Request ->
How many lines in the material below contain the string "Design"? Count only matches with the same capitalization, and reply with the number alone.

[Begin Dataset]

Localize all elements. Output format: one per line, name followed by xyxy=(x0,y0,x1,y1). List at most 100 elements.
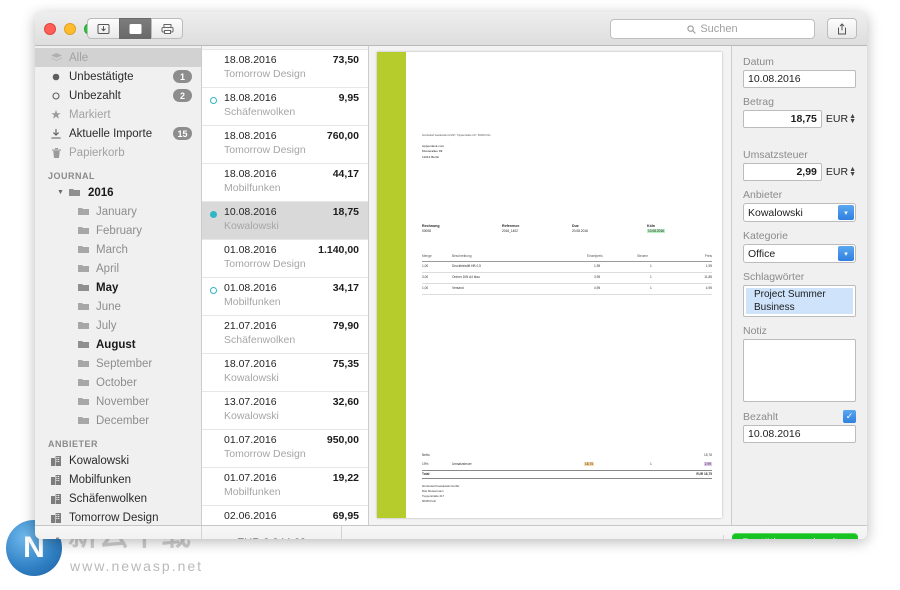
invoice-table-header: Menge Beschreibung Einzelpreis Steuern P… xyxy=(422,252,712,262)
cell-einzelpreis: 4,95 xyxy=(594,286,601,290)
tag-chip[interactable]: Business xyxy=(746,301,853,314)
tax-base-highlight: 18,75 xyxy=(584,462,594,466)
sidebar-item-month-february[interactable]: February xyxy=(35,221,201,240)
anbieter-select[interactable]: Kowalowski ▾ xyxy=(743,203,856,222)
table-row[interactable]: 01.07.2016 950,00 Tomorrow Design xyxy=(202,430,368,468)
sidebar-item-anbieter-kowalowski[interactable]: Kowalowski xyxy=(35,451,201,470)
table-row[interactable]: 18.08.2016 760,00 Tomorrow Design xyxy=(202,126,368,164)
datum-field[interactable]: 10.08.2016 xyxy=(743,70,856,88)
kategorie-value: Office xyxy=(748,247,776,260)
invoice-table-row: 1,00 Versand 4,95 1 4,95 xyxy=(422,284,712,295)
sidebar-item-anbieter-tomorrow-design[interactable]: Tomorrow Design xyxy=(35,508,201,525)
folder-icon xyxy=(75,340,91,349)
table-row[interactable]: 01.08.2016 1.140,00 Tomorrow Design xyxy=(202,240,368,278)
minimize-button[interactable] xyxy=(64,23,76,35)
chevron-down-icon[interactable]: ▾ xyxy=(838,246,854,261)
building-icon xyxy=(48,493,64,504)
share-button[interactable] xyxy=(827,18,857,39)
col-header-einzelpreis: Einzelpreis xyxy=(587,254,603,258)
sidebar-item-alle[interactable]: Alle xyxy=(35,48,201,67)
sidebar-item-label: October xyxy=(96,376,137,389)
invoice-total-row-tax: 19% Umsatzsteuer 18,75 1 2,99 xyxy=(422,461,712,470)
sidebar-item-label: February xyxy=(96,224,143,237)
betrag-field[interactable]: 18,75 xyxy=(743,110,822,128)
tag-chip[interactable]: Project Summer xyxy=(746,288,853,301)
invoice-total-row-netto: Netto 15,76 xyxy=(422,452,712,461)
sidebar-item-markiert[interactable]: Markiert xyxy=(35,105,201,124)
table-row[interactable]: 13.07.2016 32,60 Kowalowski xyxy=(202,392,368,430)
table-row-selected[interactable]: 10.08.2016 18,75 Kowalowski xyxy=(202,202,368,240)
invoice-meta-label: Reference xyxy=(502,224,520,228)
sidebar-item-unbezahlt[interactable]: Unbezahlt 2 xyxy=(35,86,201,105)
table-row[interactable]: 21.07.2016 79,90 Schäfenwolken xyxy=(202,316,368,354)
sidebar-item-year-2016[interactable]: ▼ 2016 xyxy=(35,183,201,202)
betrag-currency-select[interactable]: EUR ▲ ▼ xyxy=(826,113,856,125)
kategorie-select[interactable]: Office ▾ xyxy=(743,244,856,263)
transaction-vendor: Schäfenwolken xyxy=(224,106,296,118)
invoice-meta-label: Rechnung xyxy=(422,224,440,228)
transaction-amount: 79,90 xyxy=(332,320,359,332)
sidebar-item-month-july[interactable]: July xyxy=(35,316,201,335)
table-row[interactable]: 18.08.2016 73,50 Tomorrow Design xyxy=(202,50,368,88)
view-toggle-button[interactable] xyxy=(119,18,151,39)
sidebar-item-month-august[interactable]: August xyxy=(35,335,201,354)
sidebar-item-month-november[interactable]: November xyxy=(35,392,201,411)
tax-rate-label: 19% xyxy=(422,462,429,466)
cell-preis: 11,85 xyxy=(704,275,712,279)
table-row[interactable]: 02.06.2016 69,95 Schäfenwolken xyxy=(202,506,368,525)
sidebar-item-label: 2016 xyxy=(87,186,114,199)
sidebar-item-month-march[interactable]: March xyxy=(35,240,201,259)
stepper-icon[interactable]: ▲ ▼ xyxy=(849,113,856,125)
tags-field[interactable]: Project Summer Business xyxy=(743,285,856,317)
confirm-and-next-button[interactable]: Bestätigen und weiter xyxy=(732,532,858,539)
table-row[interactable]: 01.08.2016 34,17 Mobilfunken xyxy=(202,278,368,316)
folder-icon xyxy=(75,397,91,406)
confirm-area: Bestätigen und weiter xyxy=(724,532,867,539)
sidebar-item-label: December xyxy=(96,414,150,427)
share-icon xyxy=(838,22,846,34)
betrag-row: 18,75 EUR ▲ ▼ xyxy=(743,110,856,128)
transaction-vendor: Tomorrow Design xyxy=(224,144,306,156)
table-row[interactable]: 18.07.2016 75,35 Kowalowski xyxy=(202,354,368,392)
table-row[interactable]: 18.08.2016 44,17 Mobilfunken xyxy=(202,164,368,202)
sidebar-item-anbieter-schaefenwolken[interactable]: Schäfenwolken xyxy=(35,489,201,508)
sidebar-item-month-may[interactable]: May xyxy=(35,278,201,297)
sidebar-item-month-september[interactable]: September xyxy=(35,354,201,373)
chevron-down-icon[interactable]: ▾ xyxy=(838,205,854,220)
sidebar-item-month-december[interactable]: December xyxy=(35,411,201,430)
sidebar-item-aktuelle-importe[interactable]: Aktuelle Importe 15 xyxy=(35,124,201,143)
bezahlt-checkbox[interactable]: ✓ xyxy=(843,410,856,423)
grand-total-value: EUR 18,75 xyxy=(696,472,712,476)
total-label: Total xyxy=(422,472,430,476)
bezahlt-row: Bezahlt ✓ xyxy=(743,410,856,423)
bar-chart-icon[interactable] xyxy=(47,537,60,539)
chevron-down-icon[interactable]: ▼ xyxy=(57,189,64,196)
cell-preis: 1,95 xyxy=(705,264,712,268)
umsatzsteuer-field[interactable]: 2,99 xyxy=(743,163,822,181)
schlagwoerter-label: Schlagwörter xyxy=(743,271,805,283)
umsatzsteuer-currency-select[interactable]: EUR ▲ ▼ xyxy=(826,166,856,178)
sidebar-item-unbestaetigte[interactable]: Unbestätigte 1 xyxy=(35,67,201,86)
total-label: Netto xyxy=(422,453,430,457)
sidebar-item-papierkorb[interactable]: Papierkorb xyxy=(35,143,201,162)
next-button[interactable]: › xyxy=(688,534,725,539)
bezahlt-date-field[interactable]: 10.08.2016 xyxy=(743,425,856,443)
import-button[interactable] xyxy=(87,18,119,39)
search-input[interactable]: Suchen xyxy=(610,19,815,39)
sidebar-item-month-april[interactable]: April xyxy=(35,259,201,278)
close-button[interactable] xyxy=(44,23,56,35)
table-row[interactable]: 18.08.2016 9,95 Schäfenwolken xyxy=(202,88,368,126)
notiz-textarea[interactable] xyxy=(743,339,856,402)
sidebar-item-month-june[interactable]: June xyxy=(35,297,201,316)
document-preview-pane[interactable]: bürobedarf kowalowski GmbH, Tupperstraße… xyxy=(369,46,732,525)
total-value: 15,76 xyxy=(704,453,712,457)
stepper-icon[interactable]: ▲ ▼ xyxy=(849,166,856,178)
sidebar-item-month-january[interactable]: January xyxy=(35,202,201,221)
table-row[interactable]: 01.07.2016 19,22 Mobilfunken xyxy=(202,468,368,506)
cell-preis: 4,95 xyxy=(705,286,712,290)
sidebar-item-month-october[interactable]: October xyxy=(35,373,201,392)
transaction-list[interactable]: 18.08.2016 73,50 Tomorrow Design 18.08.2… xyxy=(202,46,369,525)
sidebar-item-anbieter-mobilfunken[interactable]: Mobilfunken xyxy=(35,470,201,489)
invoice-meta: Rechnung 00008 Reference 2016_1402 Due 2… xyxy=(422,224,712,240)
print-button[interactable] xyxy=(151,18,183,39)
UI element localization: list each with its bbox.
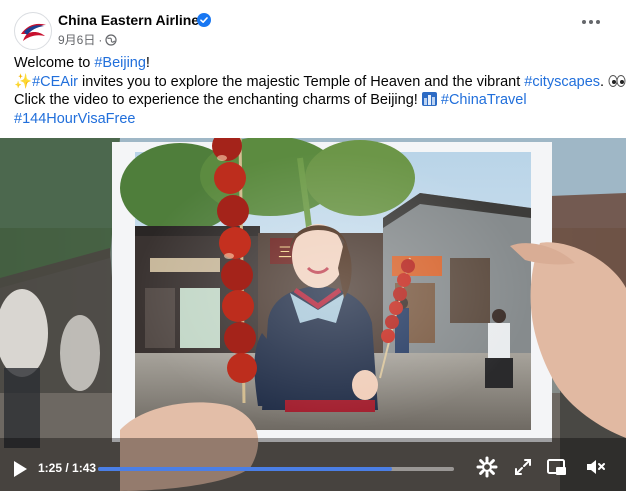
hashtag-chinatravel[interactable]: #ChinaTravel bbox=[441, 92, 527, 108]
page-name[interactable]: China Eastern Airlines bbox=[58, 12, 207, 28]
pip-icon[interactable] bbox=[546, 456, 568, 478]
video-progress-fill bbox=[98, 467, 392, 471]
caption-text: Welcome to bbox=[14, 55, 95, 71]
hashtag-beijing[interactable]: #Beijing bbox=[94, 55, 146, 71]
more-options-button[interactable] bbox=[576, 12, 606, 32]
hashtag-144hourvisafree[interactable]: #144HourVisaFree bbox=[14, 111, 135, 127]
swallow-logo-icon bbox=[16, 14, 50, 48]
volume-icon[interactable] bbox=[584, 456, 606, 478]
caption-text: . bbox=[600, 73, 605, 90]
verified-badge-icon bbox=[197, 13, 211, 27]
video-time: 1:25 / 1:43 bbox=[38, 461, 97, 475]
caption-line-4: #144HourVisaFree bbox=[14, 110, 614, 129]
play-icon[interactable] bbox=[12, 460, 28, 478]
hashtag-cityscapes[interactable]: #cityscapes bbox=[524, 74, 600, 90]
meta-separator: · bbox=[98, 32, 103, 47]
sparkles-icon: ✨ bbox=[14, 73, 33, 90]
city-icon bbox=[421, 92, 437, 106]
dot-icon bbox=[582, 20, 586, 24]
globe-icon bbox=[105, 33, 117, 46]
post-date[interactable]: 9月6日 bbox=[58, 31, 95, 48]
post-meta: 9月6日 · bbox=[58, 31, 117, 48]
facebook-post: China Eastern Airlines 9月6日 · Welcome to… bbox=[0, 0, 626, 491]
fullscreen-icon[interactable] bbox=[512, 456, 534, 478]
caption-line-1: Welcome to #Beijing! bbox=[14, 54, 614, 73]
caption-text: invites you to explore the majestic Temp… bbox=[78, 73, 525, 90]
caption-text: Click the video to experience the enchan… bbox=[14, 92, 418, 108]
dot-icon bbox=[596, 20, 600, 24]
video-player[interactable]: 三 水 bbox=[0, 138, 626, 491]
caption-line-3: Click the video to experience the enchan… bbox=[14, 91, 614, 110]
video-frame-image: 三 水 bbox=[0, 138, 626, 491]
settings-icon[interactable] bbox=[476, 456, 498, 478]
caption-line-2: ✨#CEAir invites you to explore the majes… bbox=[14, 73, 626, 92]
video-progress-bar[interactable] bbox=[98, 467, 454, 471]
china-eastern-logo-avatar[interactable] bbox=[14, 12, 52, 50]
post-caption: Welcome to #Beijing! ✨#CEAir invites you… bbox=[14, 54, 626, 129]
hashtag-ceair[interactable]: #CEAir bbox=[32, 74, 78, 90]
eyes-icon bbox=[608, 74, 626, 87]
dot-icon bbox=[589, 20, 593, 24]
caption-text: ! bbox=[145, 55, 150, 71]
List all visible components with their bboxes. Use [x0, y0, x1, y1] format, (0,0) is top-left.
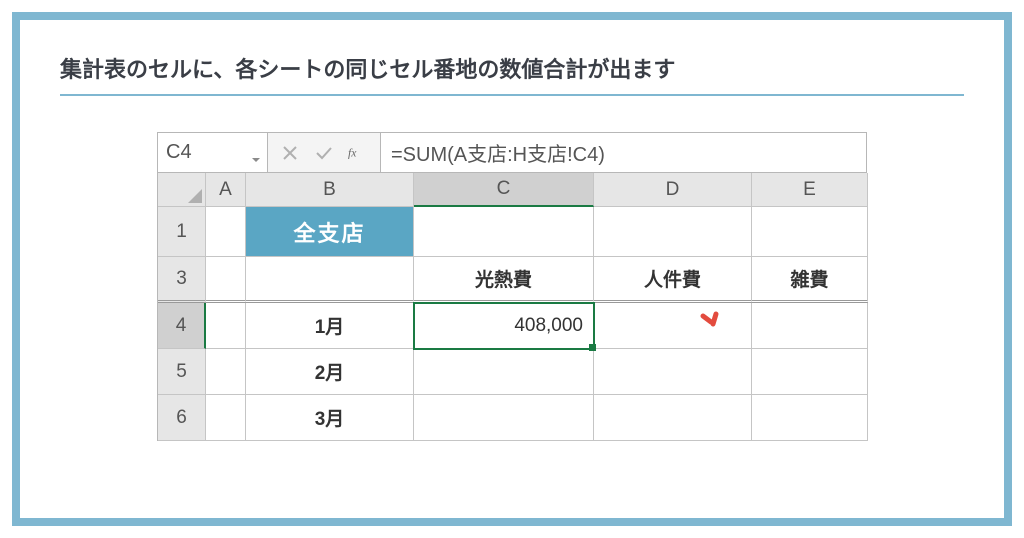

[End Dataset]

Solution ->
7